This week’s note varies our typical structure. Here, we present Q&A sourced from thoughtful replies our stakeholders offered in response to our first week’s metrics.
The Leaderboard Features is not the core hypothesis that we are testing.
Your funnel segmentation is very helpful, and as you pointed out, shows healthy conversion from engagement in Discord to download. One note: that still doesn’t answer that the core value prop is resonating as users may be downloading the extension because they want to support their project with an upvote rather than because the value prop of the extension resonated with them. In which case, engaged users > new wallet conversion may be distorted from testing the true value prop.Azhar / Commonwealth Crypto
We agree that upvoting doesn’t test the core hypothesis. In this growth hack, we were testing just that; is this a reliable channel for initial user acquisition? The true test of PMF is whether we can retain the newly acquired users via this (or any) tactic. We’re tracking that in Mixpanel via weekly cohorts, comparing against a baseline from July 20 to Sept 20.

Task objective ::
Extend the metrics note on user acquisition and retention, picking up after its final paragraph. The listing is separate material with no connection to the metrics note.

Supplied material ::
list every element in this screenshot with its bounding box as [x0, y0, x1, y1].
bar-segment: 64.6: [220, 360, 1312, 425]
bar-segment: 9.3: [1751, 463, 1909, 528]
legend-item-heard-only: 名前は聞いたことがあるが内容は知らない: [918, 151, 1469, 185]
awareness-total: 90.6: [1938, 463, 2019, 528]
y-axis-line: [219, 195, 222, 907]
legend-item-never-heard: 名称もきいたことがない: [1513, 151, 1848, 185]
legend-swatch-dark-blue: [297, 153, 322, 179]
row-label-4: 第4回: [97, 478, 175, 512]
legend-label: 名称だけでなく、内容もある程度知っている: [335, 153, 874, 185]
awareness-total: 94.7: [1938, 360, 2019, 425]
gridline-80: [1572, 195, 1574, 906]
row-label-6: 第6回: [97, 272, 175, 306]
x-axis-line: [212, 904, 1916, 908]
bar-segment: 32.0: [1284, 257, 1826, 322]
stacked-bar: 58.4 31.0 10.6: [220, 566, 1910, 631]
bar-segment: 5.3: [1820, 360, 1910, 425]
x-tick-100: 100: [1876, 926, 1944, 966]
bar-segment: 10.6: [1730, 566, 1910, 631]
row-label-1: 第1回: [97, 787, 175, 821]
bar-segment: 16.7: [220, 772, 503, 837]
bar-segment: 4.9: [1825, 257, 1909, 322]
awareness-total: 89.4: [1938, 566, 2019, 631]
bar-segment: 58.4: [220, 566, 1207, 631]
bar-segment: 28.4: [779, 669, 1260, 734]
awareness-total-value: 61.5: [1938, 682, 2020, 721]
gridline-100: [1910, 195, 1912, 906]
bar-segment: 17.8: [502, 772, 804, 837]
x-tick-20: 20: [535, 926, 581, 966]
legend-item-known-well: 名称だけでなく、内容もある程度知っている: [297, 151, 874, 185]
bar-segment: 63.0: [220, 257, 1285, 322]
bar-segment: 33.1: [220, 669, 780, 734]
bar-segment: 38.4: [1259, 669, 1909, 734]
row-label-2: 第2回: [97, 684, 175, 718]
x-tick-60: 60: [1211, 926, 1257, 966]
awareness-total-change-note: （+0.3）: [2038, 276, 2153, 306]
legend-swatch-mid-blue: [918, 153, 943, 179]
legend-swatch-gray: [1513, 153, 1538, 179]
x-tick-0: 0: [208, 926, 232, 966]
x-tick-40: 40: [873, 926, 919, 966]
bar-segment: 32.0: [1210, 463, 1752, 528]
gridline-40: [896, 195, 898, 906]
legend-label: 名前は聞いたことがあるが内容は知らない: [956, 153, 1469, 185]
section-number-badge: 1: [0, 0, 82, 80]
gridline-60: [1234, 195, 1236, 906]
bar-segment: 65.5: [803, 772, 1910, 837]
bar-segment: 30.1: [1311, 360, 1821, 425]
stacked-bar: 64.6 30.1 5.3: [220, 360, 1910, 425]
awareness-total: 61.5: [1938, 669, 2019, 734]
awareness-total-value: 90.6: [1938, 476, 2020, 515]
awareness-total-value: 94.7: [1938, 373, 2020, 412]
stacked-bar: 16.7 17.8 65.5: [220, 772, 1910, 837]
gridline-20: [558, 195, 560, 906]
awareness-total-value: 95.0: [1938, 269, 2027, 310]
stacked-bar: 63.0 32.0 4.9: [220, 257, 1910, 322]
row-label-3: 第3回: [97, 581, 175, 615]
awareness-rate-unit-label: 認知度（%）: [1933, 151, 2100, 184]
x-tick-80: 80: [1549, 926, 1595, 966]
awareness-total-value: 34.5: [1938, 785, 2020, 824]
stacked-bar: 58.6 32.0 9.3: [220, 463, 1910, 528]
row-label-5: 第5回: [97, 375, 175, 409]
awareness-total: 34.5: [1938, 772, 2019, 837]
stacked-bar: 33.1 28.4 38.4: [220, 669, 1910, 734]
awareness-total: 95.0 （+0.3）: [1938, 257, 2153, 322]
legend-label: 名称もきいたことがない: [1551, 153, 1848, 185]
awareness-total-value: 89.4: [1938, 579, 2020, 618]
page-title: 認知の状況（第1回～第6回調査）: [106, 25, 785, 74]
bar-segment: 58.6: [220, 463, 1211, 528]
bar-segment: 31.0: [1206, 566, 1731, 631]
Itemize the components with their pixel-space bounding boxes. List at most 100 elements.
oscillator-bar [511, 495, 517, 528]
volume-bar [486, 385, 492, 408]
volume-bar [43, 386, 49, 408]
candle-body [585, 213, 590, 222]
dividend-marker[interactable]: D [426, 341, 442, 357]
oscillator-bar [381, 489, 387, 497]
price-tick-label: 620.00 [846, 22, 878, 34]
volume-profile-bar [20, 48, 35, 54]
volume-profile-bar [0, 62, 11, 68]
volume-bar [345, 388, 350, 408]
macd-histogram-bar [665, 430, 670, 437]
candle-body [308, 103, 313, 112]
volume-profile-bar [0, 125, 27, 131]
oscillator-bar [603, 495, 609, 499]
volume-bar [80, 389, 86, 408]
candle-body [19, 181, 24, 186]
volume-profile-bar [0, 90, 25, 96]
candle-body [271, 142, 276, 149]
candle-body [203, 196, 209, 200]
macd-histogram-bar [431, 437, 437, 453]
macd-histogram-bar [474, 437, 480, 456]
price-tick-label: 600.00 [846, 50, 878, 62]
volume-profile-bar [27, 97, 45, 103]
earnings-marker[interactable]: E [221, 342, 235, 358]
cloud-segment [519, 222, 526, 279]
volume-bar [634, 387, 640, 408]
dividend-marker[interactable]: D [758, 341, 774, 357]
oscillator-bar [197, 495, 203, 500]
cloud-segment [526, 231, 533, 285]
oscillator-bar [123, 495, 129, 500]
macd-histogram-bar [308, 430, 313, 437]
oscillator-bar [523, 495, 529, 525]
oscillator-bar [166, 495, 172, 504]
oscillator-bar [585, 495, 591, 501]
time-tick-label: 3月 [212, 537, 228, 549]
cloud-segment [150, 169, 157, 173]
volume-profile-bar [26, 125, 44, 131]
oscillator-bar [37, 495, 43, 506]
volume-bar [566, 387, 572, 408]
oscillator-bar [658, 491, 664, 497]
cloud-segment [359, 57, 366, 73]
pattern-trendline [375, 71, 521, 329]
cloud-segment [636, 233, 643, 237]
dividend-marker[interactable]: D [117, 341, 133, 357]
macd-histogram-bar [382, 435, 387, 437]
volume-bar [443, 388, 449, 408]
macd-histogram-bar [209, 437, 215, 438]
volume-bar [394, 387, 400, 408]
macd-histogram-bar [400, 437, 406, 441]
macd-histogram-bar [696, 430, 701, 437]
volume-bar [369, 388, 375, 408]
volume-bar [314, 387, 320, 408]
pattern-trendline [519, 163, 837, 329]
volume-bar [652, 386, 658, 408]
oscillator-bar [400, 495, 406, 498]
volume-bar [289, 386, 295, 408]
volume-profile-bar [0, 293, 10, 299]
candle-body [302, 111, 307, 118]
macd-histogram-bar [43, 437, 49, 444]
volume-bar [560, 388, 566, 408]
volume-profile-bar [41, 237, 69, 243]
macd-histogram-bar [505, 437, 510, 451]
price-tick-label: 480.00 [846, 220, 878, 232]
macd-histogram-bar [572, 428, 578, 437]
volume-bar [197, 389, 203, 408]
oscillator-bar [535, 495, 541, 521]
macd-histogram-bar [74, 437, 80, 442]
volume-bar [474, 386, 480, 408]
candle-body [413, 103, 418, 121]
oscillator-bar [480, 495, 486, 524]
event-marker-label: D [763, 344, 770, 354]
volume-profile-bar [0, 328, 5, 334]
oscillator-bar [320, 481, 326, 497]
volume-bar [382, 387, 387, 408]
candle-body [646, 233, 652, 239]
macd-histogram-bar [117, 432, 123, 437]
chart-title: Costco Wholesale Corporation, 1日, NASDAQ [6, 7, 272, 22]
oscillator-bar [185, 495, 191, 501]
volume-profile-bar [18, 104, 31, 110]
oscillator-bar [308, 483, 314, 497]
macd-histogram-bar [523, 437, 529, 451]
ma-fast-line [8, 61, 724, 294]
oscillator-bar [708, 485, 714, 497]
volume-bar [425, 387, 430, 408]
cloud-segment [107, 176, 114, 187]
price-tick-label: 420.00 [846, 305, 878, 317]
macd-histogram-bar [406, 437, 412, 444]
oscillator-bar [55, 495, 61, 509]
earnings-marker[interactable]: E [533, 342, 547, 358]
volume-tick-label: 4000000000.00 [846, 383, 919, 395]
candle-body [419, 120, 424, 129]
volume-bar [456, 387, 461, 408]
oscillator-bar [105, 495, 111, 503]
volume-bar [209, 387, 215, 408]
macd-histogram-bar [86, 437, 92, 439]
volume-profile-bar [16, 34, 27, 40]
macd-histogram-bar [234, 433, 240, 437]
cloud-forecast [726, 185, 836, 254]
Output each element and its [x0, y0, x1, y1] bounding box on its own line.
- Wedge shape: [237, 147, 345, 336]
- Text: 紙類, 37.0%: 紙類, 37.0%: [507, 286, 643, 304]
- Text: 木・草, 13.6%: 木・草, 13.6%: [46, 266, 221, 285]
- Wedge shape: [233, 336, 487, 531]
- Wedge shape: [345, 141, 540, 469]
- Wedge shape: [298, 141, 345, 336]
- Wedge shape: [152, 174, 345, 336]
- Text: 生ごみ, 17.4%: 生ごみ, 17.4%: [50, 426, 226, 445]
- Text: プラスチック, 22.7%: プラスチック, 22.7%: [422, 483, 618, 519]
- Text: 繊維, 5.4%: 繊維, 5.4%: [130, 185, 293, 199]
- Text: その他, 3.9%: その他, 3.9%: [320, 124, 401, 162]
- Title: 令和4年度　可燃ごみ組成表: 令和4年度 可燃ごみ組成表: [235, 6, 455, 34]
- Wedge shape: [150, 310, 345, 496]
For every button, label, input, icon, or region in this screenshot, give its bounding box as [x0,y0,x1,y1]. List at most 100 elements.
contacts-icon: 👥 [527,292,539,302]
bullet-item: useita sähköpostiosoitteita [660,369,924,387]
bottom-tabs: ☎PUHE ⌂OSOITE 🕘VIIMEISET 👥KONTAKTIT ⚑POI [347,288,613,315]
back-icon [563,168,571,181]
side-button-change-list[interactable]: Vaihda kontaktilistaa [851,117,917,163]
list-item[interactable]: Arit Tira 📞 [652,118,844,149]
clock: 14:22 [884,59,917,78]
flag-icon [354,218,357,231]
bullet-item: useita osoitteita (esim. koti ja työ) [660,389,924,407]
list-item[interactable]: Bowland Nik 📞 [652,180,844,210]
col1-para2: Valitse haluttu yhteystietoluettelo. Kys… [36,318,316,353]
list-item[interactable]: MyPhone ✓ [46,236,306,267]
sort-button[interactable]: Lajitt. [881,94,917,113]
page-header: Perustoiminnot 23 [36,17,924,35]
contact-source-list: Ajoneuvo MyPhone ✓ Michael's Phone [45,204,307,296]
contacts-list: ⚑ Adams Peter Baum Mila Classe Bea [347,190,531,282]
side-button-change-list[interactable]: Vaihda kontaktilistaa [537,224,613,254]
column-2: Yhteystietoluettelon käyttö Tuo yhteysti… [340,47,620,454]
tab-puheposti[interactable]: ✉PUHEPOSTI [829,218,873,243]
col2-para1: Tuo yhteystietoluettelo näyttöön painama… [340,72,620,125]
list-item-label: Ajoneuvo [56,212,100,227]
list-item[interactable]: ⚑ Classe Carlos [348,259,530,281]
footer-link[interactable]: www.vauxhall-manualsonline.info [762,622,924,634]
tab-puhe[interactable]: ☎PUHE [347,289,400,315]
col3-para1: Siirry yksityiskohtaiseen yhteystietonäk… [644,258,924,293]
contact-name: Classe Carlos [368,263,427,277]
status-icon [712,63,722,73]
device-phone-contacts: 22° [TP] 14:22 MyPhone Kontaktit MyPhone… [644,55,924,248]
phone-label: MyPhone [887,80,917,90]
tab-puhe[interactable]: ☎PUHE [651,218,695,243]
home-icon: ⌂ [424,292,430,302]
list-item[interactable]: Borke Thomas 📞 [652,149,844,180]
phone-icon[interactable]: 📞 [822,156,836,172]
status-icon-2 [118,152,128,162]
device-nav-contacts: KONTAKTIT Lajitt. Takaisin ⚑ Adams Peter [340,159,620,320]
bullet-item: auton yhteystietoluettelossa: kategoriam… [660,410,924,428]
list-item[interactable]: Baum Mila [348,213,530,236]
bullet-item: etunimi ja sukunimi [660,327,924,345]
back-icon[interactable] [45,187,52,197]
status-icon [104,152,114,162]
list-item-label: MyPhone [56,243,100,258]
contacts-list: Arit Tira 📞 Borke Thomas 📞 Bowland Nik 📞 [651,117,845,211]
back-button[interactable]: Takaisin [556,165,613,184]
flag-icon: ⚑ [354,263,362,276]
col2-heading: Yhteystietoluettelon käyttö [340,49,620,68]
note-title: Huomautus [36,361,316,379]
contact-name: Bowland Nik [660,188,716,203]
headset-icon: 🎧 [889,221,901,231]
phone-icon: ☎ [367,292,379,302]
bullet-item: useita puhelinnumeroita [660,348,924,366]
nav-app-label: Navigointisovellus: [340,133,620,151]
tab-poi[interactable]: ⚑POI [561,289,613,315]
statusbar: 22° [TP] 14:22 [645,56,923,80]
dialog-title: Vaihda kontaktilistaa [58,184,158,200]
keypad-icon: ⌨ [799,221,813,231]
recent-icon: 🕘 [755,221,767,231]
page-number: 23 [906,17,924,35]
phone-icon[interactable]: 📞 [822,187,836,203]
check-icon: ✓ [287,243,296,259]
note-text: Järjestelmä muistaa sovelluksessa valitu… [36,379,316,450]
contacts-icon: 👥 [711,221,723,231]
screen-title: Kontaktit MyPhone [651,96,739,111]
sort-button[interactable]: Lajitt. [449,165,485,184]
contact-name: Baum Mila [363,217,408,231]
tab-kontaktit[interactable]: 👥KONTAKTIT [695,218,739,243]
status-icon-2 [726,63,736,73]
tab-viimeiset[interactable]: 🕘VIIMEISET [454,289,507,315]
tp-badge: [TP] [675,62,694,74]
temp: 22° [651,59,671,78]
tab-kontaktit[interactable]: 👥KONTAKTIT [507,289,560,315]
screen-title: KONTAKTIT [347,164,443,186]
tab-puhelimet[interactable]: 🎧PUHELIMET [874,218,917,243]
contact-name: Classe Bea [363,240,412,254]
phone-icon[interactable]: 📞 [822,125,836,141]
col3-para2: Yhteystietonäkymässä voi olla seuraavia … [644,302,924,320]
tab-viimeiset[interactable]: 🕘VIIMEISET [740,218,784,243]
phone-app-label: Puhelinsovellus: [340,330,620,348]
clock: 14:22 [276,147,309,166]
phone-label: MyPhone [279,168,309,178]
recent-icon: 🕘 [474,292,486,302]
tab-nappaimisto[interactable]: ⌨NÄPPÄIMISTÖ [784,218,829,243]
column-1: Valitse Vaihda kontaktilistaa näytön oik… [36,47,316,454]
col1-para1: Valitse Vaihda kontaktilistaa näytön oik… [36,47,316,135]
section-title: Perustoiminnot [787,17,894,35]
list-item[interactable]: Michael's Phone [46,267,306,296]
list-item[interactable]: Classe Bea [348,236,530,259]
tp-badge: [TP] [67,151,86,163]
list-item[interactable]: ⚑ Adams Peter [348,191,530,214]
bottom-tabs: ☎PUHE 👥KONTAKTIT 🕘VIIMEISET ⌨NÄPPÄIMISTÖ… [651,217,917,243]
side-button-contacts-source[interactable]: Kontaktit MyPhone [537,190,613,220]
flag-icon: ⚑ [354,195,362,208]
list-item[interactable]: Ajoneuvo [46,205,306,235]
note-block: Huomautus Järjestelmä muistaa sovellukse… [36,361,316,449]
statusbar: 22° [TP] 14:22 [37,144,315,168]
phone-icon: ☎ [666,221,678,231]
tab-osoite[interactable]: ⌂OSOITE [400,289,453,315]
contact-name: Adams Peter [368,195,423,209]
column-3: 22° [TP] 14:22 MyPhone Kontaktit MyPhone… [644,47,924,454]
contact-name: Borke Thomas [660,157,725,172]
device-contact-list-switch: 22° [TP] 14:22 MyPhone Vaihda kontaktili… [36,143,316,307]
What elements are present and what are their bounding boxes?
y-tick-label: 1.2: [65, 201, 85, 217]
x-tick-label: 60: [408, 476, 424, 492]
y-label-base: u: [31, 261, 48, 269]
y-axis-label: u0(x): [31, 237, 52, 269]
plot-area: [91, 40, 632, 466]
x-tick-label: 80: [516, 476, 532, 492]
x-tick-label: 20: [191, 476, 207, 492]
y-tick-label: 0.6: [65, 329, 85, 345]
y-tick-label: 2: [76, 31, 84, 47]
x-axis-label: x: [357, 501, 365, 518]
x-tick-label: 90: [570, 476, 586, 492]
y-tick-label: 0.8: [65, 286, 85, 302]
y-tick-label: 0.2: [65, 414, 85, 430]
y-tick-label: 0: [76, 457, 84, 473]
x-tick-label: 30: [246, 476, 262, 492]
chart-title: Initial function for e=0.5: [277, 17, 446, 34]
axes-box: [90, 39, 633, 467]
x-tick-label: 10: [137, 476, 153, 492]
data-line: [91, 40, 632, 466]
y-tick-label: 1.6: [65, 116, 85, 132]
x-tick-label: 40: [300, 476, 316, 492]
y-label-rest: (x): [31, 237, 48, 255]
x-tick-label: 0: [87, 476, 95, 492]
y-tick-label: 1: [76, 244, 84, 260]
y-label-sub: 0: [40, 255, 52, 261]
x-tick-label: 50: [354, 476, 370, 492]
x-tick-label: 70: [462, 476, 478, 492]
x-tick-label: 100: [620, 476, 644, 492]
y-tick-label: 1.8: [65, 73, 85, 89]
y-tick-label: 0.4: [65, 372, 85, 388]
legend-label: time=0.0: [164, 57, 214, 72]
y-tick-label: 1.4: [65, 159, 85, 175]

Response box ::
Are NFT / crypto communities the right place to start?
Could the disappointing conversion rates just be a function of the decline in interest in NFTs?Carlton Charles
The product today runs via a wallet connection, but is there potentially a web2 community that this product would resonate more with than the initial web3 NFT crowd we targeted?Azhar / Commonwealth Crypto
We’re discussing a web2 path, too. Effectively, is there a community of web2 users for whom we can repeat this growth hack? Some possibilities include: YouTubers, gamers, bloggers, sports, and politics. Each of these have communities they can activate in exchange for more awareness / promotion.
The key assumption of the growth hack is that NFT community members have sufficient self-interest to upvote their project because it’s something they can do to improve the value of their bag / holdings. We’re questioning that assumption given the bear market’s impact on overall crypto activity. Likely the community numbers we’re seeing are heavily lagging to the true number of remaining, active, and supportive members per community.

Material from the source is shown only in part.